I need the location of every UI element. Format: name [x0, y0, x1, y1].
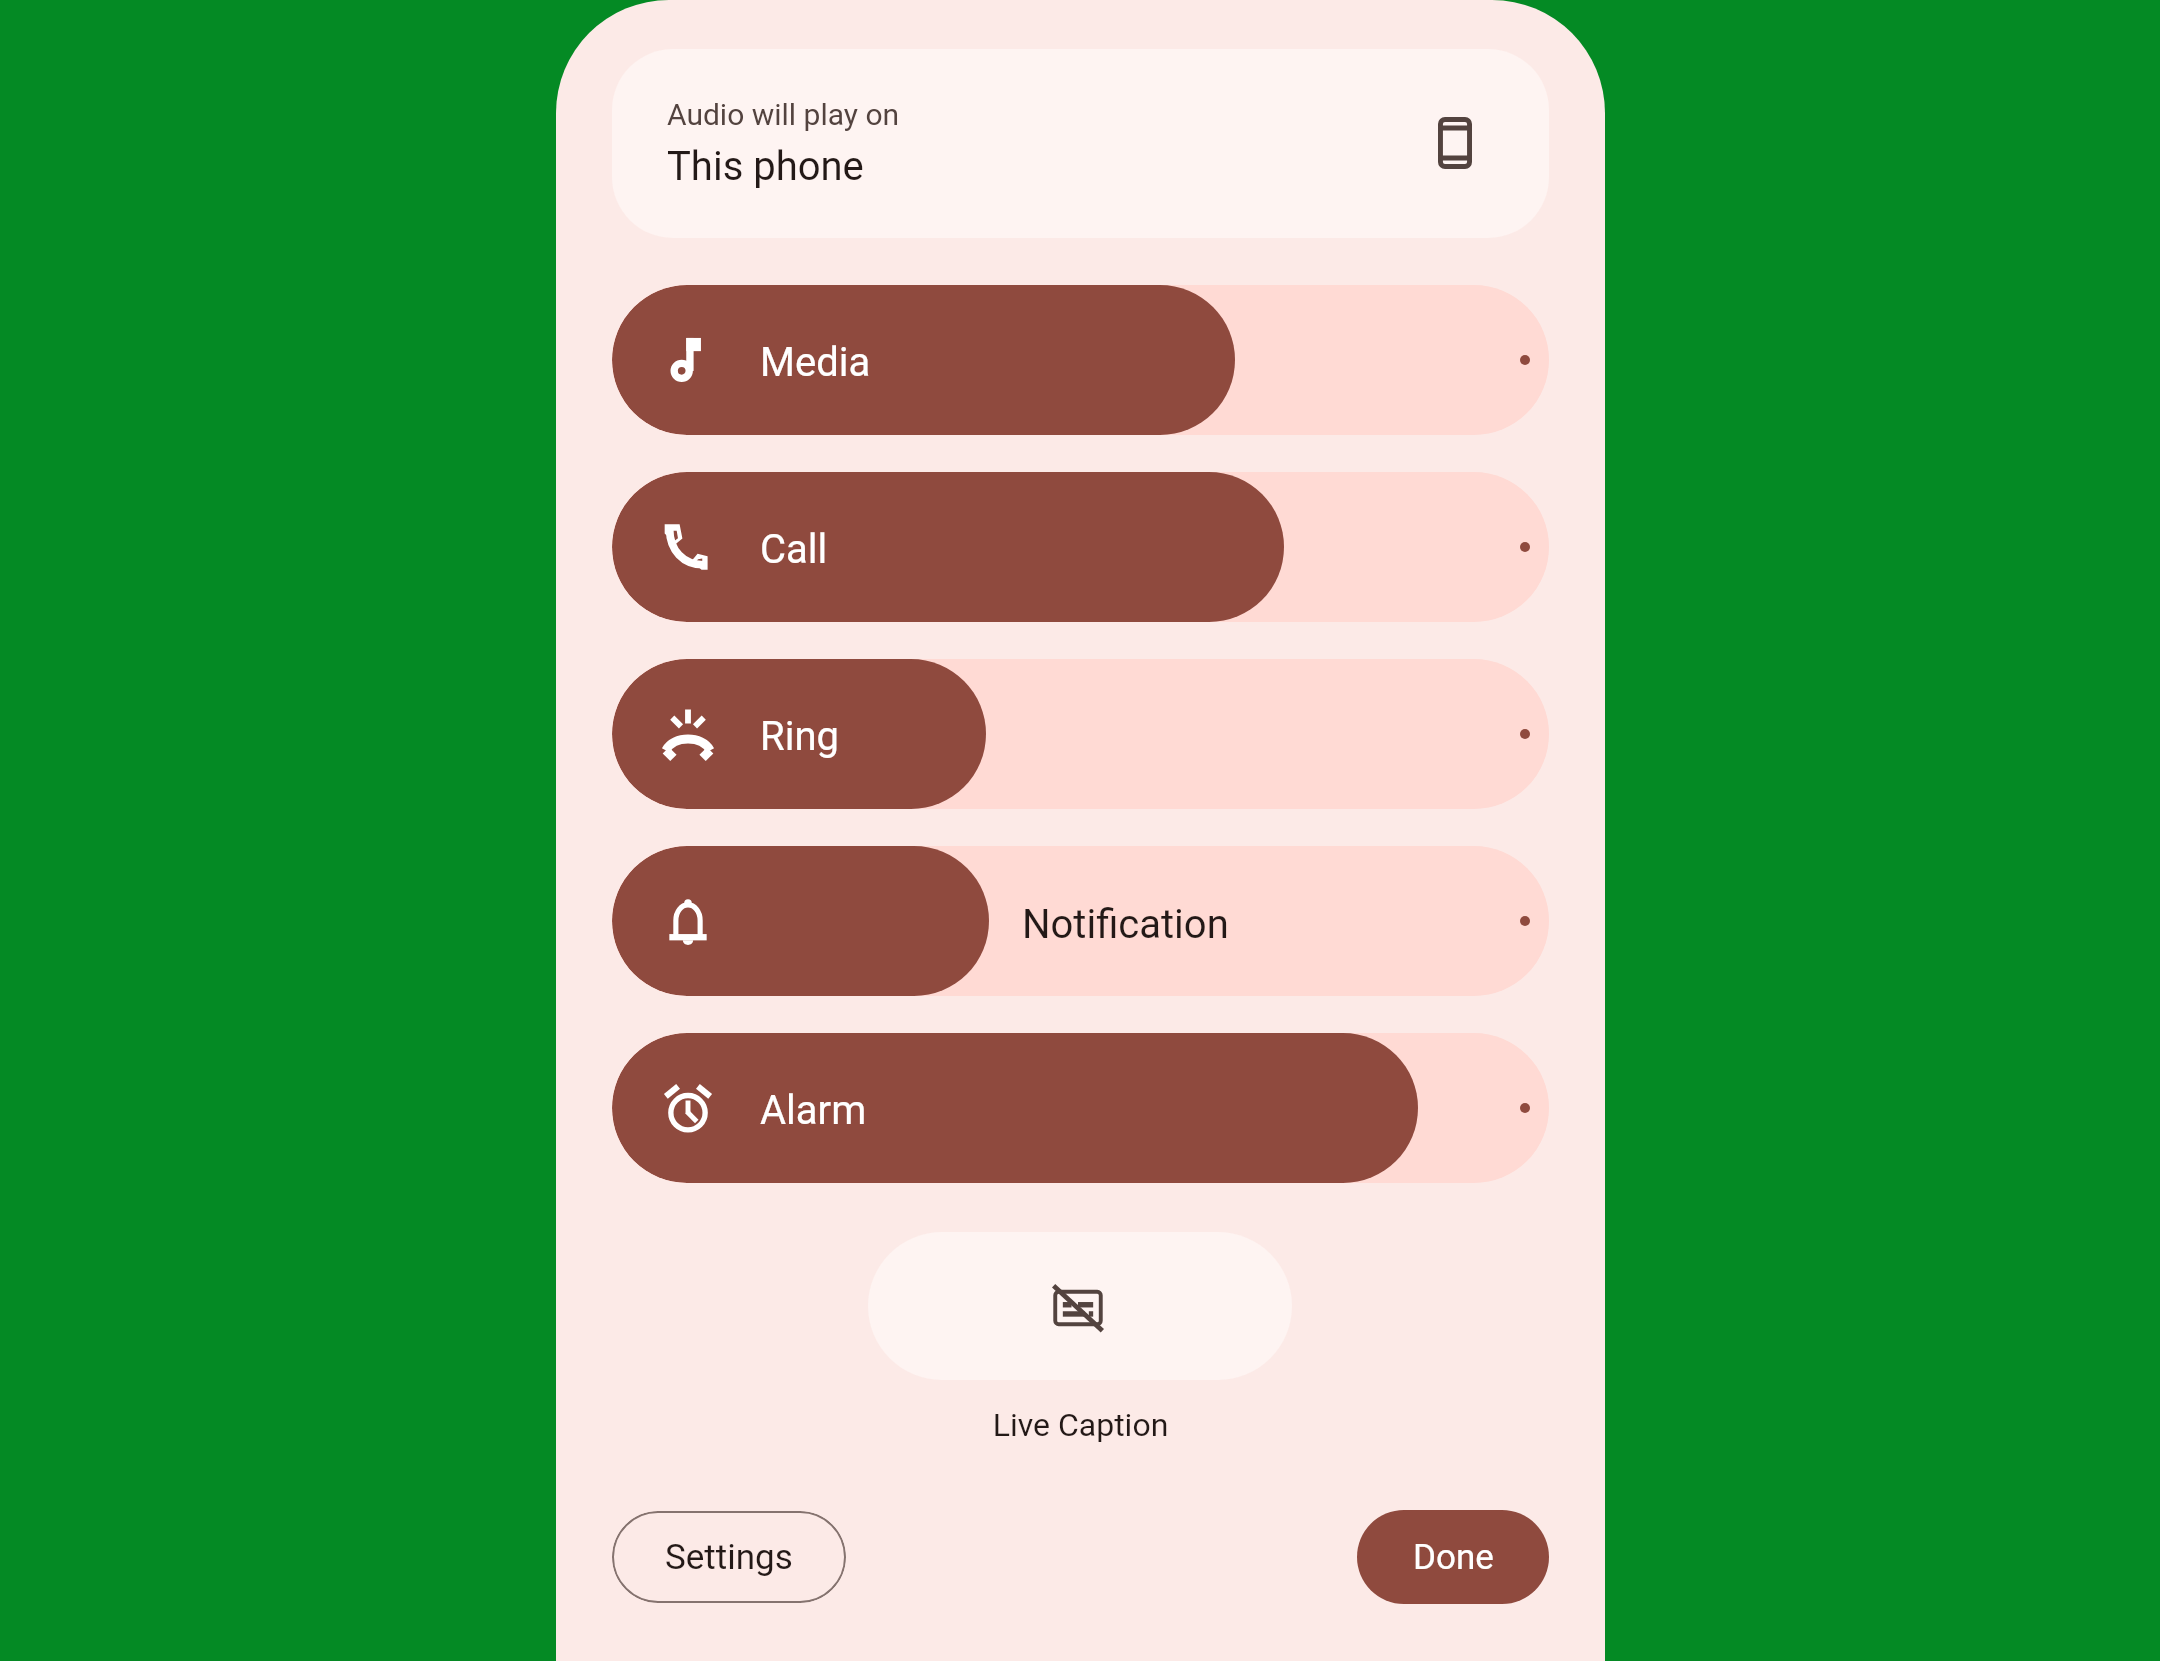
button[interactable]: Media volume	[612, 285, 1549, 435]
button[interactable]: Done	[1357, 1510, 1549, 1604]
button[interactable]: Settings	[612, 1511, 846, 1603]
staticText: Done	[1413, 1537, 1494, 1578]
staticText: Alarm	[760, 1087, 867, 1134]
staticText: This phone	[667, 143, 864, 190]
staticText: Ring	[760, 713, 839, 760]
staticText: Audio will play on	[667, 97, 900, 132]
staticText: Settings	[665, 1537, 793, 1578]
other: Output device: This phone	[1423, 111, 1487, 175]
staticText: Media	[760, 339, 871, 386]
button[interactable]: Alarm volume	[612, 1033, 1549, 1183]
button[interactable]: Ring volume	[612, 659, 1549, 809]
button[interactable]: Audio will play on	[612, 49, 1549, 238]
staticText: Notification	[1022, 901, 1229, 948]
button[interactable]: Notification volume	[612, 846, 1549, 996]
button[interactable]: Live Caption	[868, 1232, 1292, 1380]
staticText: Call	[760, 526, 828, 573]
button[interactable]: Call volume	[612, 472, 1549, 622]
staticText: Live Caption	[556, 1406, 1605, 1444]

--

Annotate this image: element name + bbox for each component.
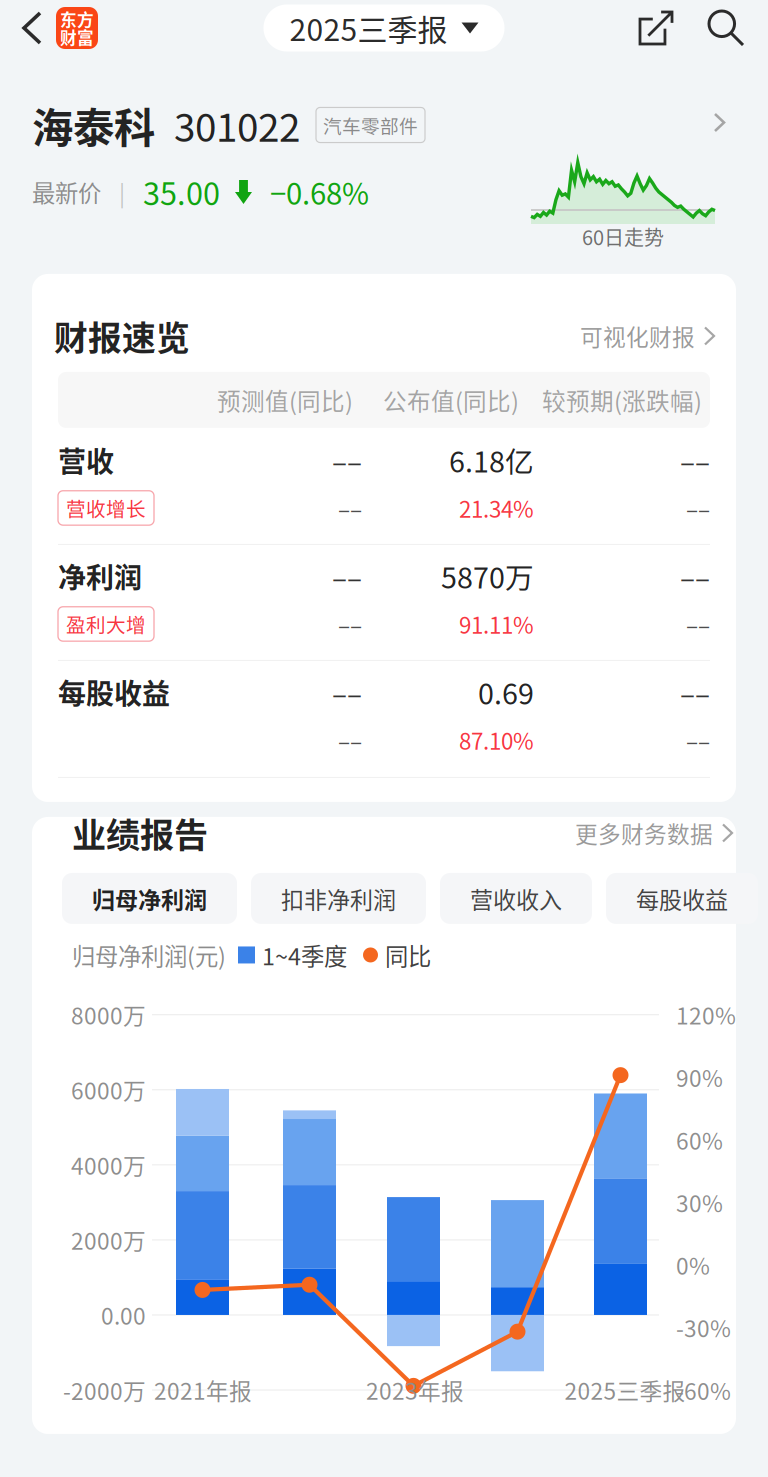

Exercise: Could you rewrite the entries from the line containing "I need the location" up to and including the line containing "1087, 867, 1134]", swapping "Done" for "Close" and leaving everything else unchanged? Omit the picture.

Response to the exercise:
I need the location of every UI element. Format: name [x0, y0, x1, y1].
button[interactable]: Media volume	[612, 285, 1549, 435]
button[interactable]: Close	[1357, 1510, 1549, 1604]
button[interactable]: Settings	[612, 1511, 846, 1603]
staticText: Close	[1413, 1537, 1494, 1578]
staticText: Alarm	[760, 1087, 867, 1134]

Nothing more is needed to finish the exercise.